── DATA PROVIDED
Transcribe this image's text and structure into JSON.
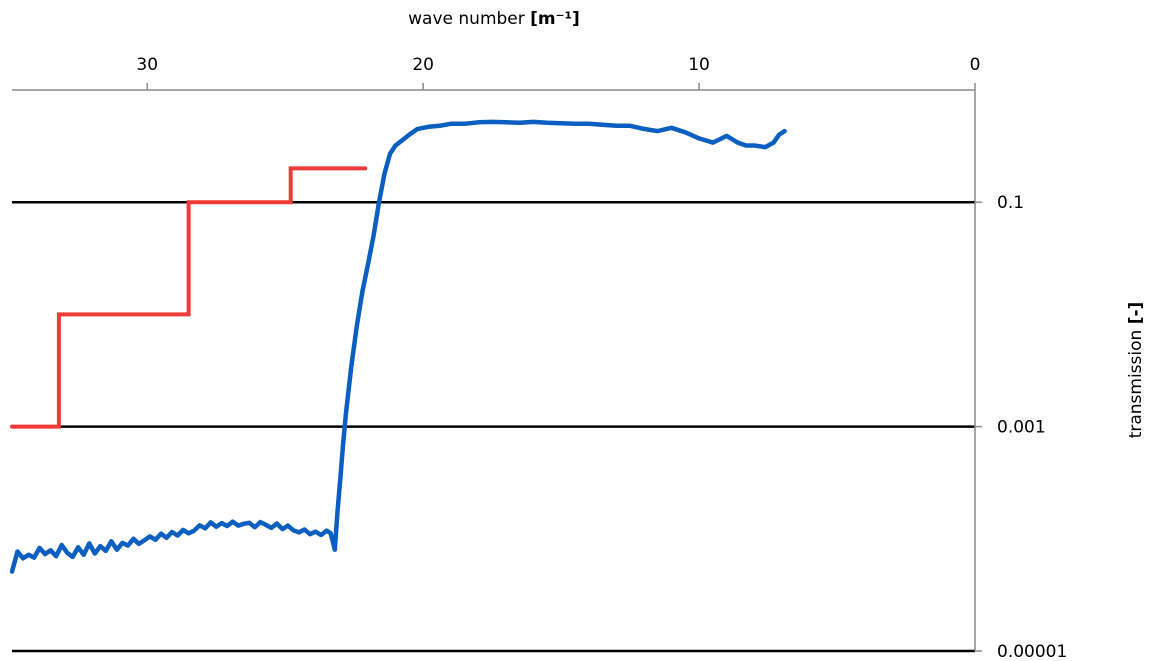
{
  "chart_data": {
    "type": "line",
    "title": "",
    "xlabel": "wave number",
    "xlabel_unit": "[m⁻¹]",
    "ylabel": "transmission",
    "ylabel_unit": "[-]",
    "x_axis_position": "top",
    "y_axis_position": "right",
    "x_reversed": true,
    "xlim": [
      34.9,
      0
    ],
    "x_ticks": [
      30,
      20,
      10,
      0
    ],
    "x_tick_labels": [
      "30",
      "20",
      "10",
      "0"
    ],
    "y_scale": "log",
    "ylim": [
      1e-05,
      1.0
    ],
    "y_ticks": [
      0.1,
      0.001,
      1e-05
    ],
    "y_tick_labels": [
      "0.1",
      "0.001",
      "0.00001"
    ],
    "grid": "horizontal gridlines at 0.1, 0.001 and 0.00001",
    "legend": "none",
    "series": [
      {
        "color": "#ef3b39",
        "step": true,
        "x": [
          34.9,
          33.2,
          33.2,
          28.5,
          28.5,
          24.8,
          24.8,
          22.1
        ],
        "y": [
          0.001,
          0.001,
          0.01,
          0.01,
          0.1,
          0.1,
          0.2,
          0.2
        ]
      },
      {
        "color": "#0a5fc0",
        "x": [
          34.9,
          34.7,
          34.5,
          34.3,
          34.1,
          33.9,
          33.7,
          33.5,
          33.3,
          33.1,
          32.9,
          32.7,
          32.5,
          32.3,
          32.1,
          31.9,
          31.7,
          31.5,
          31.3,
          31.1,
          30.9,
          30.7,
          30.5,
          30.3,
          30.1,
          29.9,
          29.7,
          29.5,
          29.3,
          29.1,
          28.9,
          28.7,
          28.5,
          28.3,
          28.1,
          27.9,
          27.7,
          27.5,
          27.3,
          27.1,
          26.9,
          26.7,
          26.5,
          26.3,
          26.1,
          25.9,
          25.7,
          25.5,
          25.3,
          25.1,
          24.9,
          24.7,
          24.5,
          24.3,
          24.1,
          23.9,
          23.7,
          23.5,
          23.35,
          23.2,
          23.1,
          23.0,
          22.9,
          22.8,
          22.6,
          22.4,
          22.2,
          22.0,
          21.8,
          21.6,
          21.4,
          21.2,
          21.0,
          20.8,
          20.5,
          20.2,
          19.8,
          19.4,
          19.0,
          18.5,
          18.0,
          17.5,
          17.0,
          16.5,
          16.0,
          15.5,
          15.0,
          14.5,
          14.0,
          13.5,
          13.0,
          12.5,
          12.0,
          11.5,
          11.0,
          10.5,
          10.0,
          9.5,
          9.0,
          8.6,
          8.3,
          8.0,
          7.6,
          7.3,
          7.1,
          6.9
        ],
        "y": [
          5.1e-05,
          7.7e-05,
          6.7e-05,
          7.2e-05,
          6.8e-05,
          8.3e-05,
          7.3e-05,
          7.9e-05,
          7e-05,
          8.8e-05,
          7.5e-05,
          6.9e-05,
          8.4e-05,
          7.2e-05,
          9.1e-05,
          7.4e-05,
          8.6e-05,
          7.8e-05,
          9.5e-05,
          8e-05,
          9.2e-05,
          8.7e-05,
          0.0001,
          9e-05,
          9.7e-05,
          0.000105,
          9.8e-05,
          0.000111,
          0.000102,
          0.000115,
          0.000107,
          0.00012,
          0.000112,
          0.000118,
          0.000132,
          0.000124,
          0.00014,
          0.000128,
          0.000138,
          0.00013,
          0.000142,
          0.000131,
          0.000136,
          0.000139,
          0.000127,
          0.000141,
          0.000133,
          0.000125,
          0.000137,
          0.000122,
          0.000131,
          0.000119,
          0.000114,
          0.000121,
          0.00011,
          0.000116,
          0.000108,
          0.000118,
          0.000112,
          8e-05,
          0.00018,
          0.00035,
          0.0007,
          0.0013,
          0.0035,
          0.008,
          0.016,
          0.028,
          0.05,
          0.1,
          0.18,
          0.27,
          0.32,
          0.35,
          0.4,
          0.45,
          0.47,
          0.48,
          0.5,
          0.5,
          0.515,
          0.52,
          0.515,
          0.51,
          0.52,
          0.51,
          0.505,
          0.5,
          0.5,
          0.49,
          0.48,
          0.48,
          0.45,
          0.43,
          0.46,
          0.42,
          0.37,
          0.34,
          0.39,
          0.34,
          0.32,
          0.32,
          0.31,
          0.34,
          0.4,
          0.43
        ]
      }
    ]
  }
}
────
=== PROBLEM DESCRIPTION ===
Every record above should be transcribed exactly; the pictures stay out of the copy.

=== SOLUTION BELOW ===
Transcribe this image's text and structure into JSON.
{
  "chart_data": {
    "type": "line",
    "title": "",
    "xlabel": "wave number",
    "xlabel_unit": "[m⁻¹]",
    "ylabel": "transmission",
    "ylabel_unit": "[-]",
    "x_axis_position": "top",
    "y_axis_position": "right",
    "x_reversed": true,
    "xlim": [
      34.9,
      0
    ],
    "x_ticks": [
      30,
      20,
      10,
      0
    ],
    "x_tick_labels": [
      "30",
      "20",
      "10",
      "0"
    ],
    "y_scale": "log",
    "ylim": [
      1e-05,
      1.0
    ],
    "y_ticks": [
      0.1,
      0.001,
      1e-05
    ],
    "y_tick_labels": [
      "0.1",
      "0.001",
      "0.00001"
    ],
    "grid": "horizontal gridlines at 0.1, 0.001 and 0.00001",
    "legend": "none",
    "series": [
      {
        "color": "#ef3b39",
        "step": true,
        "x": [
          34.9,
          33.2,
          33.2,
          28.5,
          28.5,
          24.8,
          24.8,
          22.1
        ],
        "y": [
          0.001,
          0.001,
          0.01,
          0.01,
          0.1,
          0.1,
          0.2,
          0.2
        ]
      },
      {
        "color": "#0a5fc0",
        "x": [
          34.9,
          34.7,
          34.5,
          34.3,
          34.1,
          33.9,
          33.7,
          33.5,
          33.3,
          33.1,
          32.9,
          32.7,
          32.5,
          32.3,
          32.1,
          31.9,
          31.7,
          31.5,
          31.3,
          31.1,
          30.9,
          30.7,
          30.5,
          30.3,
          30.1,
          29.9,
          29.7,
          29.5,
          29.3,
          29.1,
          28.9,
          28.7,
          28.5,
          28.3,
          28.1,
          27.9,
          27.7,
          27.5,
          27.3,
          27.1,
          26.9,
          26.7,
          26.5,
          26.3,
          26.1,
          25.9,
          25.7,
          25.5,
          25.3,
          25.1,
          24.9,
          24.7,
          24.5,
          24.3,
          24.1,
          23.9,
          23.7,
          23.5,
          23.35,
          23.2,
          23.1,
          23.0,
          22.9,
          22.8,
          22.6,
          22.4,
          22.2,
          22.0,
          21.8,
          21.6,
          21.4,
          21.2,
          21.0,
          20.8,
          20.5,
          20.2,
          19.8,
          19.4,
          19.0,
          18.5,
          18.0,
          17.5,
          17.0,
          16.5,
          16.0,
          15.5,
          15.0,
          14.5,
          14.0,
          13.5,
          13.0,
          12.5,
          12.0,
          11.5,
          11.0,
          10.5,
          10.0,
          9.5,
          9.0,
          8.6,
          8.3,
          8.0,
          7.6,
          7.3,
          7.1,
          6.9
        ],
        "y": [
          5.1e-05,
          7.7e-05,
          6.7e-05,
          7.2e-05,
          6.8e-05,
          8.3e-05,
          7.3e-05,
          7.9e-05,
          7e-05,
          8.8e-05,
          7.5e-05,
          6.9e-05,
          8.4e-05,
          7.2e-05,
          9.1e-05,
          7.4e-05,
          8.6e-05,
          7.8e-05,
          9.5e-05,
          8e-05,
          9.2e-05,
          8.7e-05,
          0.0001,
          9e-05,
          9.7e-05,
          0.000105,
          9.8e-05,
          0.000111,
          0.000102,
          0.000115,
          0.000107,
          0.00012,
          0.000112,
          0.000118,
          0.000132,
          0.000124,
          0.00014,
          0.000128,
          0.000138,
          0.00013,
          0.000142,
          0.000131,
          0.000136,
          0.000139,
          0.000127,
          0.000141,
          0.000133,
          0.000125,
          0.000137,
          0.000122,
          0.000131,
          0.000119,
          0.000114,
          0.000121,
          0.00011,
          0.000116,
          0.000108,
          0.000118,
          0.000112,
          8e-05,
          0.00018,
          0.00035,
          0.0007,
          0.0013,
          0.0035,
          0.008,
          0.016,
          0.028,
          0.05,
          0.1,
          0.18,
          0.27,
          0.32,
          0.35,
          0.4,
          0.45,
          0.47,
          0.48,
          0.5,
          0.5,
          0.515,
          0.52,
          0.515,
          0.51,
          0.52,
          0.51,
          0.505,
          0.5,
          0.5,
          0.49,
          0.48,
          0.48,
          0.45,
          0.43,
          0.46,
          0.42,
          0.37,
          0.34,
          0.39,
          0.34,
          0.32,
          0.32,
          0.31,
          0.34,
          0.4,
          0.43
        ]
      }
    ]
  }
}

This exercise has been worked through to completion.